# Goal
Filter out everything except lines holding "segment".

— begin Input rows —

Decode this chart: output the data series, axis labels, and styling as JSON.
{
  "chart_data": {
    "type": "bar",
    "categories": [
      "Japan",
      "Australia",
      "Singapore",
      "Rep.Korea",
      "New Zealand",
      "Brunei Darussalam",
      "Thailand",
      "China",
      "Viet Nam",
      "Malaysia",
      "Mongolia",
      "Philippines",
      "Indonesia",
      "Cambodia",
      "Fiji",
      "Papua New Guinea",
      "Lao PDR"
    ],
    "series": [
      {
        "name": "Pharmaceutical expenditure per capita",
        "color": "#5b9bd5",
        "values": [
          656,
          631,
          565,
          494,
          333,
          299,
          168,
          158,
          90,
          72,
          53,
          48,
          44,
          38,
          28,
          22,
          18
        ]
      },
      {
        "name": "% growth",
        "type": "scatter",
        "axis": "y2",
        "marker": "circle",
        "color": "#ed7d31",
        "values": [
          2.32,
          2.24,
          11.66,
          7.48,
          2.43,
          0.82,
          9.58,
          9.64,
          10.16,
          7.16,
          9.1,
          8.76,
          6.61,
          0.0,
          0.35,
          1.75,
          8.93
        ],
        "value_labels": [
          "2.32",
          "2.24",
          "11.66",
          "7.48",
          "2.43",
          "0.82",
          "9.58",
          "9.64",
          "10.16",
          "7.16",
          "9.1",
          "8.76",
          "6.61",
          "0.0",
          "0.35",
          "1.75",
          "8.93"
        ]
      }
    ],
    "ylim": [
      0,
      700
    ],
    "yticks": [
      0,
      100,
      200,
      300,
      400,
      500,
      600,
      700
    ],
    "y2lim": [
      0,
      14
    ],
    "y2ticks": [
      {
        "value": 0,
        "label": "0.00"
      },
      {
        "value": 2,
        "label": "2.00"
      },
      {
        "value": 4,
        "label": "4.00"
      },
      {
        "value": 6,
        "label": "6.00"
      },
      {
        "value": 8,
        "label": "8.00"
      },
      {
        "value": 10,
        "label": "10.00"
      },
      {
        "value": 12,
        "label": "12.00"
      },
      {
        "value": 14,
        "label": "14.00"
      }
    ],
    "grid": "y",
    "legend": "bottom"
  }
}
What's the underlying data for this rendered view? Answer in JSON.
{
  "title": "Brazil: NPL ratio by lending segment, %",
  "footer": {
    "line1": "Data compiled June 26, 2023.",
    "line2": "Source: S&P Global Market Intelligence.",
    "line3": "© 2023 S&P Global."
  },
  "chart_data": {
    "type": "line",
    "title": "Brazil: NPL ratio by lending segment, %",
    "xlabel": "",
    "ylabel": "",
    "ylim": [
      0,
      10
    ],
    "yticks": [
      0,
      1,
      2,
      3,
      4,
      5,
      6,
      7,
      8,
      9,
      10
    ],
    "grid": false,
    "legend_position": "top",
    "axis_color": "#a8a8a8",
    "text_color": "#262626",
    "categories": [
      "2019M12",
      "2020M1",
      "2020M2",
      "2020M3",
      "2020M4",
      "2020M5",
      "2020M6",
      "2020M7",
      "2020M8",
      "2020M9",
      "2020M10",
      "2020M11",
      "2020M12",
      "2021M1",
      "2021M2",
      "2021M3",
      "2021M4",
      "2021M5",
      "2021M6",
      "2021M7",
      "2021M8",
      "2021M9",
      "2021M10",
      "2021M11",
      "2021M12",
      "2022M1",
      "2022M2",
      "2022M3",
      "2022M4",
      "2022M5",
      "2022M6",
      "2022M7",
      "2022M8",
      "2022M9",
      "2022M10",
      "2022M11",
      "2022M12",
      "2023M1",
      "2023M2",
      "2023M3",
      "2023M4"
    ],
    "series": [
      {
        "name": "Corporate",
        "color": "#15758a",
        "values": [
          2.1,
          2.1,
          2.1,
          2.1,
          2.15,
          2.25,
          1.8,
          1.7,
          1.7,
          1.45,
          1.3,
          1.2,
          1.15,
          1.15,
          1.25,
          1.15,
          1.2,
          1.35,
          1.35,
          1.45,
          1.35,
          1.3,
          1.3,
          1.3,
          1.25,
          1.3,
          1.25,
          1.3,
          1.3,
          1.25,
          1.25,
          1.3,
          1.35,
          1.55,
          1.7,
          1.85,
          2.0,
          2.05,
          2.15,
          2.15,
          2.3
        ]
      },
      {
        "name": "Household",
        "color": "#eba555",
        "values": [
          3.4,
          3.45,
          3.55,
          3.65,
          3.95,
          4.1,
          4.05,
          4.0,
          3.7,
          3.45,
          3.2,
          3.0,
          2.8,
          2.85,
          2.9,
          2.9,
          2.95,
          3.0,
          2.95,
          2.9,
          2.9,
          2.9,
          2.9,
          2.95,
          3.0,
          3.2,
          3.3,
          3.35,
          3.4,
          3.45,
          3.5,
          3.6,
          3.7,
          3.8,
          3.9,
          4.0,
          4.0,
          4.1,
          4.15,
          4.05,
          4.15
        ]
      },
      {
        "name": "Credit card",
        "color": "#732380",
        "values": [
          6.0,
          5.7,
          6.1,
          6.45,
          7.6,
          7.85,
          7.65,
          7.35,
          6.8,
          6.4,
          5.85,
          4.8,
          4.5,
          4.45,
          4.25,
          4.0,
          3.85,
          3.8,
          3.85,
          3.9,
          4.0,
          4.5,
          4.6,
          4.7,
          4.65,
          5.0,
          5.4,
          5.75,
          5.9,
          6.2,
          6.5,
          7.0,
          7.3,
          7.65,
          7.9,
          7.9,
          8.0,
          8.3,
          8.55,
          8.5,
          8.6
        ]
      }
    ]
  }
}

— end Input rows —

# Solution for this problem
  "title": "Brazil: NPL ratio by lending segment, %",
    "title": "Brazil: NPL ratio by lending segment, %",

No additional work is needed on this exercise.